Objective:
In full and without alteration, repeat the material.
#####
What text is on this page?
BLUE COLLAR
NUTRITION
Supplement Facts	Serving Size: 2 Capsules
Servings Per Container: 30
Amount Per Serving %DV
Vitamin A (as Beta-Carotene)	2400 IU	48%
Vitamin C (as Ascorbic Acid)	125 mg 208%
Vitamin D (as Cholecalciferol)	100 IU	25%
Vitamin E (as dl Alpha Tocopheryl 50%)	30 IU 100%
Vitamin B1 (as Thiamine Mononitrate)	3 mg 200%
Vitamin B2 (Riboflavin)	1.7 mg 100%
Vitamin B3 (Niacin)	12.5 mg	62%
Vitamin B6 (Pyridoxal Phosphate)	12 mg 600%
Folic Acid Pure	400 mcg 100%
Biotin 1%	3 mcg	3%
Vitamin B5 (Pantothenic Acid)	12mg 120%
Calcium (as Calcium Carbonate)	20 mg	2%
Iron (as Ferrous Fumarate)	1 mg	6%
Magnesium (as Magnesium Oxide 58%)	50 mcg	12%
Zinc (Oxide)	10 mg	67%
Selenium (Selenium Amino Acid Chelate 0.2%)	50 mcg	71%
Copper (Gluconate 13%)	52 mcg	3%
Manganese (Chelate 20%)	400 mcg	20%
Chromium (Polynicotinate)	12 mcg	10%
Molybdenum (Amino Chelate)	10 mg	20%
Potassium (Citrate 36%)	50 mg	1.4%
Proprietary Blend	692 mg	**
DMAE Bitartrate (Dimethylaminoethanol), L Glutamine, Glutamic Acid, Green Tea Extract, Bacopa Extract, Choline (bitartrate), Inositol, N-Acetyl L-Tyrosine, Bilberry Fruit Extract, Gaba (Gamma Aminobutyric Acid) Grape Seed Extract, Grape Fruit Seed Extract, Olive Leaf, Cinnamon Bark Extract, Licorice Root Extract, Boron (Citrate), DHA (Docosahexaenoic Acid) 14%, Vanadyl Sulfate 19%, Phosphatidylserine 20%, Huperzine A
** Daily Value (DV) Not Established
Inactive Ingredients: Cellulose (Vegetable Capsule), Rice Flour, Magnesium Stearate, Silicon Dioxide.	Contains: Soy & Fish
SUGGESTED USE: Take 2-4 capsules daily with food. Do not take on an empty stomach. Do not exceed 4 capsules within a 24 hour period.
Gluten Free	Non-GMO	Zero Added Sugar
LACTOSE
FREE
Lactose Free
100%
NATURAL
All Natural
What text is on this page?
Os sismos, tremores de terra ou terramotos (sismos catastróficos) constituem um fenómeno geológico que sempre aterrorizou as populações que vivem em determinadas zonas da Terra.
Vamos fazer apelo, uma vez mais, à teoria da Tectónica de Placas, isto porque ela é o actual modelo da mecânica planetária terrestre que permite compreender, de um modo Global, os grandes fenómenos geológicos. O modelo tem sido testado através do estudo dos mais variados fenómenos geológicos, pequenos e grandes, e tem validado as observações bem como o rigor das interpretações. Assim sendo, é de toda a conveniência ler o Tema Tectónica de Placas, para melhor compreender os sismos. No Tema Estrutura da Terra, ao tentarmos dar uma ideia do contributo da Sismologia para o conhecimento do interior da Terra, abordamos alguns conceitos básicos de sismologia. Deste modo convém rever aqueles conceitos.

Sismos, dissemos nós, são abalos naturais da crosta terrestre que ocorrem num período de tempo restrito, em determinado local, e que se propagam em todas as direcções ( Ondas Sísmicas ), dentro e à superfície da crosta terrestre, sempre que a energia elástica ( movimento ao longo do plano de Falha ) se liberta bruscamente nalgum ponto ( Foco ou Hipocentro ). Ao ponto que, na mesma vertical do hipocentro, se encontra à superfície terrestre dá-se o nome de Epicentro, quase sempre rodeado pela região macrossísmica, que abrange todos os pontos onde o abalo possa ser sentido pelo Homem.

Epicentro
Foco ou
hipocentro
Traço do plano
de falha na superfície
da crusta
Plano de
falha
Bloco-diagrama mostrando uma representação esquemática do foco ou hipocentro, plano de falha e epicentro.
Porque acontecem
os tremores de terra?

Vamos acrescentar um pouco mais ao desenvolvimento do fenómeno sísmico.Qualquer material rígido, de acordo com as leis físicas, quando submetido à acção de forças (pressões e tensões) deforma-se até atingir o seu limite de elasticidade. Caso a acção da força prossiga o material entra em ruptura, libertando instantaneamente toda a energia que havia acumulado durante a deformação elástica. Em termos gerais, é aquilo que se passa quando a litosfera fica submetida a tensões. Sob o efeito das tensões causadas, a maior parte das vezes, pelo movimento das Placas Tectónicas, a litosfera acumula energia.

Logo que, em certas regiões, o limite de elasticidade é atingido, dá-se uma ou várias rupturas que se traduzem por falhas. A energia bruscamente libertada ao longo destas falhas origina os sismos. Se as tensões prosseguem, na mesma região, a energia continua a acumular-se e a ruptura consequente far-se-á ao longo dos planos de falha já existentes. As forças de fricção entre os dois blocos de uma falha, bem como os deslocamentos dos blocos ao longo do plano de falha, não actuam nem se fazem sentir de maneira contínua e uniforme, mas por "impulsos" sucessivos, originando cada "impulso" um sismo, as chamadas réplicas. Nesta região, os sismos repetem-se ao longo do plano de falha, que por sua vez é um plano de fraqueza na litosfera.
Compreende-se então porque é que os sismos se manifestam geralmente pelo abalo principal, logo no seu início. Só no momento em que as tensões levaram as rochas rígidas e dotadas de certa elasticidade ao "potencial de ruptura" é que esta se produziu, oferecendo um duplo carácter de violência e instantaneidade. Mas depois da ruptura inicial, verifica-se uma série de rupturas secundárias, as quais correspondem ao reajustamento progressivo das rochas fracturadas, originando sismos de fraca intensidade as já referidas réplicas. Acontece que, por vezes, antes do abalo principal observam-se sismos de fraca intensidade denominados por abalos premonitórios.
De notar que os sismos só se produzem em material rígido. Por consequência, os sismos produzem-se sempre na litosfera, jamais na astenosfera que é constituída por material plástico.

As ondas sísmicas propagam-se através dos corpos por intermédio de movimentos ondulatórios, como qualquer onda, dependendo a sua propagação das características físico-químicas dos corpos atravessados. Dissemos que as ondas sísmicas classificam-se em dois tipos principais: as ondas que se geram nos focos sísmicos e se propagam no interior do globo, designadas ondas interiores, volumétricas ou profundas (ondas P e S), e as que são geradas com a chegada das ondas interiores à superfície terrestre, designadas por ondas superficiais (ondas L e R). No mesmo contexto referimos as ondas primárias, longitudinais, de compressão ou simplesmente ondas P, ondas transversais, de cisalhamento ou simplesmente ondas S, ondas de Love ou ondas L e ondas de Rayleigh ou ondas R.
#####
Final result:
What text is on this page?
BLUE COLLAR
NUTRITION
Supplement Facts	Serving Size: 2 Capsules
Servings Per Container: 30
Amount Per Serving %DV
Vitamin A (as Beta-Carotene)	2400 IU	48%
Vitamin C (as Ascorbic Acid)	125 mg 208%
Vitamin D (as Cholecalciferol)	100 IU	25%
Vitamin E (as dl Alpha Tocopheryl 50%)	30 IU 100%
Vitamin B1 (as Thiamine Mononitrate)	3 mg 200%
Vitamin B2 (Riboflavin)	1.7 mg 100%
Vitamin B3 (Niacin)	12.5 mg	62%
Vitamin B6 (Pyridoxal Phosphate)	12 mg 600%
Folic Acid Pure	400 mcg 100%
Biotin 1%	3 mcg	3%
Vitamin B5 (Pantothenic Acid)	12mg 120%
Calcium (as Calcium Carbonate)	20 mg	2%
Iron (as Ferrous Fumarate)	1 mg	6%
Magnesium (as Magnesium Oxide 58%)	50 mcg	12%
Zinc (Oxide)	10 mg	67%
Selenium (Selenium Amino Acid Chelate 0.2%)	50 mcg	71%
Copper (Gluconate 13%)	52 mcg	3%
Manganese (Chelate 20%)	400 mcg	20%
Chromium (Polynicotinate)	12 mcg	10%
Molybdenum (Amino Chelate)	10 mg	20%
Potassium (Citrate 36%)	50 mg	1.4%
Proprietary Blend	692 mg	**
DMAE Bitartrate (Dimethylaminoethanol), L Glutamine, Glutamic Acid, Green Tea Extract, Bacopa Extract, Choline (bitartrate), Inositol, N-Acetyl L-Tyrosine, Bilberry Fruit Extract, Gaba (Gamma Aminobutyric Acid) Grape Seed Extract, Grape Fruit Seed Extract, Olive Leaf, Cinnamon Bark Extract, Licorice Root Extract, Boron (Citrate), DHA (Docosahexaenoic Acid) 14%, Vanadyl Sulfate 19%, Phosphatidylserine 20%, Huperzine A
** Daily Value (DV) Not Established
Inactive Ingredients: Cellulose (Vegetable Capsule), Rice Flour, Magnesium Stearate, Silicon Dioxide.	Contains: Soy & Fish
SUGGESTED USE: Take 2-4 capsules daily with food. Do not take on an empty stomach. Do not exceed 4 capsules within a 24 hour period.
Gluten Free	Non-GMO	Zero Added Sugar
LACTOSE
FREE
Lactose Free
100%
NATURAL
All Natural
What text is on this page?
Os sismos, tremores de terra ou terramotos (sismos catastróficos) constituem um fenómeno geológico que sempre aterrorizou as populações que vivem em determinadas zonas da Terra.
Vamos fazer apelo, uma vez mais, à teoria da Tectónica de Placas, isto porque ela é o actual modelo da mecânica planetária terrestre que permite compreender, de um modo Global, os grandes fenómenos geológicos. O modelo tem sido testado através do estudo dos mais variados fenómenos geológicos, pequenos e grandes, e tem validado as observações bem como o rigor das interpretações. Assim sendo, é de toda a conveniência ler o Tema Tectónica de Placas, para melhor compreender os sismos. No Tema Estrutura da Terra, ao tentarmos dar uma ideia do contributo da Sismologia para o conhecimento do interior da Terra, abordamos alguns conceitos básicos de sismologia. Deste modo convém rever aqueles conceitos.

Sismos, dissemos nós, são abalos naturais da crosta terrestre que ocorrem num período de tempo restrito, em determinado local, e que se propagam em todas as direcções ( Ondas Sísmicas ), dentro e à superfície da crosta terrestre, sempre que a energia elástica ( movimento ao longo do plano de Falha ) se liberta bruscamente nalgum ponto ( Foco ou Hipocentro ). Ao ponto que, na mesma vertical do hipocentro, se encontra à superfície terrestre dá-se o nome de Epicentro, quase sempre rodeado pela região macrossísmica, que abrange todos os pontos onde o abalo possa ser sentido pelo Homem.

Epicentro
Foco ou
hipocentro
Traço do plano
de falha na superfície
da crusta
Plano de
falha
Bloco-diagrama mostrando uma representação esquemática do foco ou hipocentro, plano de falha e epicentro.
Porque acontecem
os tremores de terra?

Vamos acrescentar um pouco mais ao desenvolvimento do fenómeno sísmico.Qualquer material rígido, de acordo com as leis físicas, quando submetido à acção de forças (pressões e tensões) deforma-se até atingir o seu limite de elasticidade. Caso a acção da força prossiga o material entra em ruptura, libertando instantaneamente toda a energia que havia acumulado durante a deformação elástica. Em termos gerais, é aquilo que se passa quando a litosfera fica submetida a tensões. Sob o efeito das tensões causadas, a maior parte das vezes, pelo movimento das Placas Tectónicas, a litosfera acumula energia.

Logo que, em certas regiões, o limite de elasticidade é atingido, dá-se uma ou várias rupturas que se traduzem por falhas. A energia bruscamente libertada ao longo destas falhas origina os sismos. Se as tensões prosseguem, na mesma região, a energia continua a acumular-se e a ruptura consequente far-se-á ao longo dos planos de falha já existentes. As forças de fricção entre os dois blocos de uma falha, bem como os deslocamentos dos blocos ao longo do plano de falha, não actuam nem se fazem sentir de maneira contínua e uniforme, mas por "impulsos" sucessivos, originando cada "impulso" um sismo, as chamadas réplicas. Nesta região, os sismos repetem-se ao longo do plano de falha, que por sua vez é um plano de fraqueza na litosfera.
Compreende-se então porque é que os sismos se manifestam geralmente pelo abalo principal, logo no seu início. Só no momento em que as tensões levaram as rochas rígidas e dotadas de certa elasticidade ao "potencial de ruptura" é que esta se produziu, oferecendo um duplo carácter de violência e instantaneidade. Mas depois da ruptura inicial, verifica-se uma série de rupturas secundárias, as quais correspondem ao reajustamento progressivo das rochas fracturadas, originando sismos de fraca intensidade as já referidas réplicas. Acontece que, por vezes, antes do abalo principal observam-se sismos de fraca intensidade denominados por abalos premonitórios.
De notar que os sismos só se produzem em material rígido. Por consequência, os sismos produzem-se sempre na litosfera, jamais na astenosfera que é constituída por material plástico.

As ondas sísmicas propagam-se através dos corpos por intermédio de movimentos ondulatórios, como qualquer onda, dependendo a sua propagação das características físico-químicas dos corpos atravessados. Dissemos que as ondas sísmicas classificam-se em dois tipos principais: as ondas que se geram nos focos sísmicos e se propagam no interior do globo, designadas ondas interiores, volumétricas ou profundas (ondas P e S), e as que são geradas com a chegada das ondas interiores à superfície terrestre, designadas por ondas superficiais (ondas L e R). No mesmo contexto referimos as ondas primárias, longitudinais, de compressão ou simplesmente ondas P, ondas transversais, de cisalhamento ou simplesmente ondas S, ondas de Love ou ondas L e ondas de Rayleigh ou ondas R.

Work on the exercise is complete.